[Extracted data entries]
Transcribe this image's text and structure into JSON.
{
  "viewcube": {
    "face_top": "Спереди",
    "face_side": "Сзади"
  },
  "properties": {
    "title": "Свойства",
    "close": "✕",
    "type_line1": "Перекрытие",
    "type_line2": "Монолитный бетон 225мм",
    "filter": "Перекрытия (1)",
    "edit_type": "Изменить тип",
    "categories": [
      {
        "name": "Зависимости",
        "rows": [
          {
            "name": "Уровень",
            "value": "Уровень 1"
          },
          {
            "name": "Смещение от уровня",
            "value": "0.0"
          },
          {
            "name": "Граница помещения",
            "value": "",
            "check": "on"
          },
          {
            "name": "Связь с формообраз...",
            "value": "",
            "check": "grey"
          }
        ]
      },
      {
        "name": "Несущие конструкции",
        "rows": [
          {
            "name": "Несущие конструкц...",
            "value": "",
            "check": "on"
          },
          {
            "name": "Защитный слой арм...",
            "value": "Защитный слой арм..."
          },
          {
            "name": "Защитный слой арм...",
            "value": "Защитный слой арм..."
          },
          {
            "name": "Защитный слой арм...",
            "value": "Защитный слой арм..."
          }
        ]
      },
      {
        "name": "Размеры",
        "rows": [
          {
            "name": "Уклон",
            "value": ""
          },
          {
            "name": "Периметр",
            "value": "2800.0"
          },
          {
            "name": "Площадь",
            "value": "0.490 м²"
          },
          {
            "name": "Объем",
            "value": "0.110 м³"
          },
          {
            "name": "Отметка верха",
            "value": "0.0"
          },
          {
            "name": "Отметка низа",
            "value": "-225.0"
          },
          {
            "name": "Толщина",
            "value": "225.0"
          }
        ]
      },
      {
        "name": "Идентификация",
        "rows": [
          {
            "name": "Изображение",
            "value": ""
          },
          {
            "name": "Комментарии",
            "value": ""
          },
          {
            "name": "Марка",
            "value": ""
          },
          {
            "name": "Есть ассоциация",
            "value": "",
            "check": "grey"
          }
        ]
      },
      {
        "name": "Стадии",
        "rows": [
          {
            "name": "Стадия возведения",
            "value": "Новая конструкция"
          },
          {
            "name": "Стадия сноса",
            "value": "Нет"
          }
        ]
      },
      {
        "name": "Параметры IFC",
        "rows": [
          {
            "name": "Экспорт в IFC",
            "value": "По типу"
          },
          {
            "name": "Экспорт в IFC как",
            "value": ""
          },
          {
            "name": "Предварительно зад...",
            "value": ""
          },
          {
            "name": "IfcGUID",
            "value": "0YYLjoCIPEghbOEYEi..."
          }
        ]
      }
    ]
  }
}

■ **PROBLEM DETAILS**: Repeat the records above exactly, from the first line to the last.

■ **SOLUTION FOR THIS EXERCISE**:
Transcribe this image's text and structure into JSON.
{
  "viewcube": {
    "face_top": "Спереди",
    "face_side": "Сзади"
  },
  "properties": {
    "title": "Свойства",
    "close": "✕",
    "type_line1": "Перекрытие",
    "type_line2": "Монолитный бетон 225мм",
    "filter": "Перекрытия (1)",
    "edit_type": "Изменить тип",
    "categories": [
      {
        "name": "Зависимости",
        "rows": [
          {
            "name": "Уровень",
            "value": "Уровень 1"
          },
          {
            "name": "Смещение от уровня",
            "value": "0.0"
          },
          {
            "name": "Граница помещения",
            "value": "",
            "check": "on"
          },
          {
            "name": "Связь с формообраз...",
            "value": "",
            "check": "grey"
          }
        ]
      },
      {
        "name": "Несущие конструкции",
        "rows": [
          {
            "name": "Несущие конструкц...",
            "value": "",
            "check": "on"
          },
          {
            "name": "Защитный слой арм...",
            "value": "Защитный слой арм..."
          },
          {
            "name": "Защитный слой арм...",
            "value": "Защитный слой арм..."
          },
          {
            "name": "Защитный слой арм...",
            "value": "Защитный слой арм..."
          }
        ]
      },
      {
        "name": "Размеры",
        "rows": [
          {
            "name": "Уклон",
            "value": ""
          },
          {
            "name": "Периметр",
            "value": "2800.0"
          },
          {
            "name": "Площадь",
            "value": "0.490 м²"
          },
          {
            "name": "Объем",
            "value": "0.110 м³"
          },
          {
            "name": "Отметка верха",
            "value": "0.0"
          },
          {
            "name": "Отметка низа",
            "value": "-225.0"
          },
          {
            "name": "Толщина",
            "value": "225.0"
          }
        ]
      },
      {
        "name": "Идентификация",
        "rows": [
          {
            "name": "Изображение",
            "value": ""
          },
          {
            "name": "Комментарии",
            "value": ""
          },
          {
            "name": "Марка",
            "value": ""
          },
          {
            "name": "Есть ассоциация",
            "value": "",
            "check": "grey"
          }
        ]
      },
      {
        "name": "Стадии",
        "rows": [
          {
            "name": "Стадия возведения",
            "value": "Новая конструкция"
          },
          {
            "name": "Стадия сноса",
            "value": "Нет"
          }
        ]
      },
      {
        "name": "Параметры IFC",
        "rows": [
          {
            "name": "Экспорт в IFC",
            "value": "По типу"
          },
          {
            "name": "Экспорт в IFC как",
            "value": ""
          },
          {
            "name": "Предварительно зад...",
            "value": ""
          },
          {
            "name": "IfcGUID",
            "value": "0YYLjoCIPEghbOEYEi..."
          }
        ]
      }
    ]
  }
}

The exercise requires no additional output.